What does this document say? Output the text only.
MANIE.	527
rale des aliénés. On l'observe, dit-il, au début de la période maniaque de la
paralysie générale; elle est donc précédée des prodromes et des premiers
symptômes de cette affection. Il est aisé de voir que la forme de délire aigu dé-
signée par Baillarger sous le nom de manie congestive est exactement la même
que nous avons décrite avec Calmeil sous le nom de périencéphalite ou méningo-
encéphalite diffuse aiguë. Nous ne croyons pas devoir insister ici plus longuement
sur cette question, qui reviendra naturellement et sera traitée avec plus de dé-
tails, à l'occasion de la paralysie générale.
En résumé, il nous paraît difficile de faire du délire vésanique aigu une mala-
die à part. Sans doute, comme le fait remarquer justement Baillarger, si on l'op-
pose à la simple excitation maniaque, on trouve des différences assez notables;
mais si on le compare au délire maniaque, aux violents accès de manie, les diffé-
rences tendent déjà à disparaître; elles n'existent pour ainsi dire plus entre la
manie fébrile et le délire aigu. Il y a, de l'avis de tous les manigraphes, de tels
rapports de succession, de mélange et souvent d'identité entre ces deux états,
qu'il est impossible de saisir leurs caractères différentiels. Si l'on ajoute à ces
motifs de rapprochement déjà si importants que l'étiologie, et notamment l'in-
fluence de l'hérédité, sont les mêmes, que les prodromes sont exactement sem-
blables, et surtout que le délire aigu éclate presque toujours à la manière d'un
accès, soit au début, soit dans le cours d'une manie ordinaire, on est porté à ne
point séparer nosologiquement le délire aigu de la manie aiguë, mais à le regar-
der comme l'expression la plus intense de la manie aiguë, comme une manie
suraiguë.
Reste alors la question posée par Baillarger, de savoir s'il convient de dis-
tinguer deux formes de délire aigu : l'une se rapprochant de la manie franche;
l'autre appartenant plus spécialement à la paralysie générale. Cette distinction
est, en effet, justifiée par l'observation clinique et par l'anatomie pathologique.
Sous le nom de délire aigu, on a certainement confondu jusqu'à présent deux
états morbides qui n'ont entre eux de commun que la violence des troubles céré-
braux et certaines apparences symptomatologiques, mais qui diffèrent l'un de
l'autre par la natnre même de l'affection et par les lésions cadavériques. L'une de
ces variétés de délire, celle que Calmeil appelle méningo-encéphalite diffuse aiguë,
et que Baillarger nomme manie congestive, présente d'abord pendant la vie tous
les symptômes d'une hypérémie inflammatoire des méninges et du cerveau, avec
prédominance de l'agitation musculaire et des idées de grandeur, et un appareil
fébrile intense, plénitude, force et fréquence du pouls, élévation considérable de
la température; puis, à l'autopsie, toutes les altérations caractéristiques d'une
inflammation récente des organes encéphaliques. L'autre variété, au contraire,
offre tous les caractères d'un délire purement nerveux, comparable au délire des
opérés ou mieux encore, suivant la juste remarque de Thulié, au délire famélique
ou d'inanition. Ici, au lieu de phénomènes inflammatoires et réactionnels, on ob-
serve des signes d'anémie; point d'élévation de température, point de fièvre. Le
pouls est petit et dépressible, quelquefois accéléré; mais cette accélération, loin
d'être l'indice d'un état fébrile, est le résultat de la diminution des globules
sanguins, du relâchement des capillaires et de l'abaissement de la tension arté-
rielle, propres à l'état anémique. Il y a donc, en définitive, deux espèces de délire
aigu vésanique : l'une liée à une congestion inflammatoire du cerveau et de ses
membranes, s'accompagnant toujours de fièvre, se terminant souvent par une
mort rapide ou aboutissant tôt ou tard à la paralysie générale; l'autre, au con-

# # #

## GOAL OF THE EXERCISE
Copy out the whole listing exactly as written.

## ANSWER FOR THIS EXERCISE
What does this document say? Output the text only.
MANIE.	527
rale des aliénés. On l'observe, dit-il, au début de la période maniaque de la
paralysie générale; elle est donc précédée des prodromes et des premiers
symptômes de cette affection. Il est aisé de voir que la forme de délire aigu dé-
signée par Baillarger sous le nom de manie congestive est exactement la même
que nous avons décrite avec Calmeil sous le nom de périencéphalite ou méningo-
encéphalite diffuse aiguë. Nous ne croyons pas devoir insister ici plus longuement
sur cette question, qui reviendra naturellement et sera traitée avec plus de dé-
tails, à l'occasion de la paralysie générale.
En résumé, il nous paraît difficile de faire du délire vésanique aigu une mala-
die à part. Sans doute, comme le fait remarquer justement Baillarger, si on l'op-
pose à la simple excitation maniaque, on trouve des différences assez notables;
mais si on le compare au délire maniaque, aux violents accès de manie, les diffé-
rences tendent déjà à disparaître; elles n'existent pour ainsi dire plus entre la
manie fébrile et le délire aigu. Il y a, de l'avis de tous les manigraphes, de tels
rapports de succession, de mélange et souvent d'identité entre ces deux états,
qu'il est impossible de saisir leurs caractères différentiels. Si l'on ajoute à ces
motifs de rapprochement déjà si importants que l'étiologie, et notamment l'in-
fluence de l'hérédité, sont les mêmes, que les prodromes sont exactement sem-
blables, et surtout que le délire aigu éclate presque toujours à la manière d'un
accès, soit au début, soit dans le cours d'une manie ordinaire, on est porté à ne
point séparer nosologiquement le délire aigu de la manie aiguë, mais à le regar-
der comme l'expression la plus intense de la manie aiguë, comme une manie
suraiguë.
Reste alors la question posée par Baillarger, de savoir s'il convient de dis-
tinguer deux formes de délire aigu : l'une se rapprochant de la manie franche;
l'autre appartenant plus spécialement à la paralysie générale. Cette distinction
est, en effet, justifiée par l'observation clinique et par l'anatomie pathologique.
Sous le nom de délire aigu, on a certainement confondu jusqu'à présent deux
états morbides qui n'ont entre eux de commun que la violence des troubles céré-
braux et certaines apparences symptomatologiques, mais qui diffèrent l'un de
l'autre par la natnre même de l'affection et par les lésions cadavériques. L'une de
ces variétés de délire, celle que Calmeil appelle méningo-encéphalite diffuse aiguë,
et que Baillarger nomme manie congestive, présente d'abord pendant la vie tous
les symptômes d'une hypérémie inflammatoire des méninges et du cerveau, avec
prédominance de l'agitation musculaire et des idées de grandeur, et un appareil
fébrile intense, plénitude, force et fréquence du pouls, élévation considérable de
la température; puis, à l'autopsie, toutes les altérations caractéristiques d'une
inflammation récente des organes encéphaliques. L'autre variété, au contraire,
offre tous les caractères d'un délire purement nerveux, comparable au délire des
opérés ou mieux encore, suivant la juste remarque de Thulié, au délire famélique
ou d'inanition. Ici, au lieu de phénomènes inflammatoires et réactionnels, on ob-
serve des signes d'anémie; point d'élévation de température, point de fièvre. Le
pouls est petit et dépressible, quelquefois accéléré; mais cette accélération, loin
d'être l'indice d'un état fébrile, est le résultat de la diminution des globules
sanguins, du relâchement des capillaires et de l'abaissement de la tension arté-
rielle, propres à l'état anémique. Il y a donc, en définitive, deux espèces de délire
aigu vésanique : l'une liée à une congestion inflammatoire du cerveau et de ses
membranes, s'accompagnant toujours de fièvre, se terminant souvent par une
mort rapide ou aboutissant tôt ou tard à la paralysie générale; l'autre, au con-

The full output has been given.